** BEGIN Data **

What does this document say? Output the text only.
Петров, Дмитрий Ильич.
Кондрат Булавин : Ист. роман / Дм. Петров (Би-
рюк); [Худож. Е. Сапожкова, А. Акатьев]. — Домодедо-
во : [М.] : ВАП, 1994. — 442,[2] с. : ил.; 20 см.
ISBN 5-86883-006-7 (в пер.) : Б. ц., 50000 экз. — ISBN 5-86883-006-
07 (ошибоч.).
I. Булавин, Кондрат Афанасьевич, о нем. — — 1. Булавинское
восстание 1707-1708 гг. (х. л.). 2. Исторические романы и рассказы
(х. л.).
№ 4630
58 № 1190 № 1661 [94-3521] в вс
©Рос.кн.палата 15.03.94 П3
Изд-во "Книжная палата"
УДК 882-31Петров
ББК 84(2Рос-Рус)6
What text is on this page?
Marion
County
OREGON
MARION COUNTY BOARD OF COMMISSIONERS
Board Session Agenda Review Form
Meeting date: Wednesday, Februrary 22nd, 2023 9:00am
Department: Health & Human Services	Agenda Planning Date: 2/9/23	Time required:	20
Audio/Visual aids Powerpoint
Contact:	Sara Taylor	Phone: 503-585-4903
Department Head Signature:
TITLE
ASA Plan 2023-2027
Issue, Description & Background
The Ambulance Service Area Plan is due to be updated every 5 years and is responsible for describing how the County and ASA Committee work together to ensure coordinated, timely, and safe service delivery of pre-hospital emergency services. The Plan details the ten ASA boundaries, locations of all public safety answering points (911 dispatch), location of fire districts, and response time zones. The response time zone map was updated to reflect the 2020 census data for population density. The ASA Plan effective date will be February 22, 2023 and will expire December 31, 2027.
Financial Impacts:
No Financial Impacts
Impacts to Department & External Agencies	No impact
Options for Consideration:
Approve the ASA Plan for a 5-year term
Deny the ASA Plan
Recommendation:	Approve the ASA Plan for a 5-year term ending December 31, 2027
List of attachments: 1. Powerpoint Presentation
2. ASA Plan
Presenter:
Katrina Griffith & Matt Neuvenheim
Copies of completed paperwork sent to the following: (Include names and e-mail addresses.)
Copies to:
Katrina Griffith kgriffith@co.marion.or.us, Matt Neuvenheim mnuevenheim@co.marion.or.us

** END Data **

Short exercise:
Every entry above should be retyped exactly as shown.

Full answer:
What does this document say? Output the text only.
Петров, Дмитрий Ильич.
Кондрат Булавин : Ист. роман / Дм. Петров (Би-
рюк); [Худож. Е. Сапожкова, А. Акатьев]. — Домодедо-
во : [М.] : ВАП, 1994. — 442,[2] с. : ил.; 20 см.
ISBN 5-86883-006-7 (в пер.) : Б. ц., 50000 экз. — ISBN 5-86883-006-
07 (ошибоч.).
I. Булавин, Кондрат Афанасьевич, о нем. — — 1. Булавинское
восстание 1707-1708 гг. (х. л.). 2. Исторические романы и рассказы
(х. л.).
№ 4630
58 № 1190 № 1661 [94-3521] в вс
©Рос.кн.палата 15.03.94 П3
Изд-во "Книжная палата"
УДК 882-31Петров
ББК 84(2Рос-Рус)6
What text is on this page?
Marion
County
OREGON
MARION COUNTY BOARD OF COMMISSIONERS
Board Session Agenda Review Form
Meeting date: Wednesday, Februrary 22nd, 2023 9:00am
Department: Health & Human Services	Agenda Planning Date: 2/9/23	Time required:	20
Audio/Visual aids Powerpoint
Contact:	Sara Taylor	Phone: 503-585-4903
Department Head Signature:
TITLE
ASA Plan 2023-2027
Issue, Description & Background
The Ambulance Service Area Plan is due to be updated every 5 years and is responsible for describing how the County and ASA Committee work together to ensure coordinated, timely, and safe service delivery of pre-hospital emergency services. The Plan details the ten ASA boundaries, locations of all public safety answering points (911 dispatch), location of fire districts, and response time zones. The response time zone map was updated to reflect the 2020 census data for population density. The ASA Plan effective date will be February 22, 2023 and will expire December 31, 2027.
Financial Impacts:
No Financial Impacts
Impacts to Department & External Agencies	No impact
Options for Consideration:
Approve the ASA Plan for a 5-year term
Deny the ASA Plan
Recommendation:	Approve the ASA Plan for a 5-year term ending December 31, 2027
List of attachments: 1. Powerpoint Presentation
2. ASA Plan
Presenter:
Katrina Griffith & Matt Neuvenheim
Copies of completed paperwork sent to the following: (Include names and e-mail addresses.)
Copies to:
Katrina Griffith kgriffith@co.marion.or.us, Matt Neuvenheim mnuevenheim@co.marion.or.us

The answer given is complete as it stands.